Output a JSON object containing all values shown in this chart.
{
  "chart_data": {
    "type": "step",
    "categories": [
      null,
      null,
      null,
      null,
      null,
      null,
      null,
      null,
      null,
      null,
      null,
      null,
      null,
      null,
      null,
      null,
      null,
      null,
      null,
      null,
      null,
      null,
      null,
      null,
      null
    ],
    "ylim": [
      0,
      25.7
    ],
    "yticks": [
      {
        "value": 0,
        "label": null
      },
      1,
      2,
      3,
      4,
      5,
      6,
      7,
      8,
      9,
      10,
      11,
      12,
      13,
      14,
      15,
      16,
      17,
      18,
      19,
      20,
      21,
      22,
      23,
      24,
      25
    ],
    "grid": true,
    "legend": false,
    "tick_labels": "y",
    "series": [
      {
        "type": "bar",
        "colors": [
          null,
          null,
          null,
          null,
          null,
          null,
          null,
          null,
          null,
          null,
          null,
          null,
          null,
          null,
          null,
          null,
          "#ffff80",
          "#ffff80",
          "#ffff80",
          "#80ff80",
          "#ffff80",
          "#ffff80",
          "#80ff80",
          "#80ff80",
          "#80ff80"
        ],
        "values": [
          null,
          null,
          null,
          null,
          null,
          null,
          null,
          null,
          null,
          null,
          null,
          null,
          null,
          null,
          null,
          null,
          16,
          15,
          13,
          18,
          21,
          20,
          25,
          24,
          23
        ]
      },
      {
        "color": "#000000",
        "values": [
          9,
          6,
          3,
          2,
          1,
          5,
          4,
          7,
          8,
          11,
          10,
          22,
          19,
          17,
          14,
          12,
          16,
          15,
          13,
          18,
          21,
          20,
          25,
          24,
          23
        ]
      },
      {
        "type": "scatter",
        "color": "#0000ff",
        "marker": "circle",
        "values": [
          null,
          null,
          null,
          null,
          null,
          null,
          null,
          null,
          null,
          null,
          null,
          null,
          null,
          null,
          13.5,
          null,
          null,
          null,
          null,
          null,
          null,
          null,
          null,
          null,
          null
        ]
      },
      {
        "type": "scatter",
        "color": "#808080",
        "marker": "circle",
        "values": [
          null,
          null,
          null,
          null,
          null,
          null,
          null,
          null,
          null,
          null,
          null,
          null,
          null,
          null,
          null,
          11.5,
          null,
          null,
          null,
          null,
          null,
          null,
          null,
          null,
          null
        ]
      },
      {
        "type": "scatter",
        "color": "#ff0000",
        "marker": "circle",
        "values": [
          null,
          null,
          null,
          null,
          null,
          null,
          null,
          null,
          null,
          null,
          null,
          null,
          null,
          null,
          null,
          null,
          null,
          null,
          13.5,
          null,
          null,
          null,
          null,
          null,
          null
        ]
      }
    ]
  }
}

◇ ◇ ◇ ◇ ◇

# Work required
Extract the listing in its entirety, matching it exactly.

# Written solution
Output a JSON object containing all values shown in this chart.
{
  "chart_data": {
    "type": "step",
    "categories": [
      null,
      null,
      null,
      null,
      null,
      null,
      null,
      null,
      null,
      null,
      null,
      null,
      null,
      null,
      null,
      null,
      null,
      null,
      null,
      null,
      null,
      null,
      null,
      null,
      null
    ],
    "ylim": [
      0,
      25.7
    ],
    "yticks": [
      {
        "value": 0,
        "label": null
      },
      1,
      2,
      3,
      4,
      5,
      6,
      7,
      8,
      9,
      10,
      11,
      12,
      13,
      14,
      15,
      16,
      17,
      18,
      19,
      20,
      21,
      22,
      23,
      24,
      25
    ],
    "grid": true,
    "legend": false,
    "tick_labels": "y",
    "series": [
      {
        "type": "bar",
        "colors": [
          null,
          null,
          null,
          null,
          null,
          null,
          null,
          null,
          null,
          null,
          null,
          null,
          null,
          null,
          null,
          null,
          "#ffff80",
          "#ffff80",
          "#ffff80",
          "#80ff80",
          "#ffff80",
          "#ffff80",
          "#80ff80",
          "#80ff80",
          "#80ff80"
        ],
        "values": [
          null,
          null,
          null,
          null,
          null,
          null,
          null,
          null,
          null,
          null,
          null,
          null,
          null,
          null,
          null,
          null,
          16,
          15,
          13,
          18,
          21,
          20,
          25,
          24,
          23
        ]
      },
      {
        "color": "#000000",
        "values": [
          9,
          6,
          3,
          2,
          1,
          5,
          4,
          7,
          8,
          11,
          10,
          22,
          19,
          17,
          14,
          12,
          16,
          15,
          13,
          18,
          21,
          20,
          25,
          24,
          23
        ]
      },
      {
        "type": "scatter",
        "color": "#0000ff",
        "marker": "circle",
        "values": [
          null,
          null,
          null,
          null,
          null,
          null,
          null,
          null,
          null,
          null,
          null,
          null,
          null,
          null,
          13.5,
          null,
          null,
          null,
          null,
          null,
          null,
          null,
          null,
          null,
          null
        ]
      },
      {
        "type": "scatter",
        "color": "#808080",
        "marker": "circle",
        "values": [
          null,
          null,
          null,
          null,
          null,
          null,
          null,
          null,
          null,
          null,
          null,
          null,
          null,
          null,
          null,
          11.5,
          null,
          null,
          null,
          null,
          null,
          null,
          null,
          null,
          null
        ]
      },
      {
        "type": "scatter",
        "color": "#ff0000",
        "marker": "circle",
        "values": [
          null,
          null,
          null,
          null,
          null,
          null,
          null,
          null,
          null,
          null,
          null,
          null,
          null,
          null,
          null,
          null,
          null,
          null,
          13.5,
          null,
          null,
          null,
          null,
          null,
          null
        ]
      }
    ]
  }
}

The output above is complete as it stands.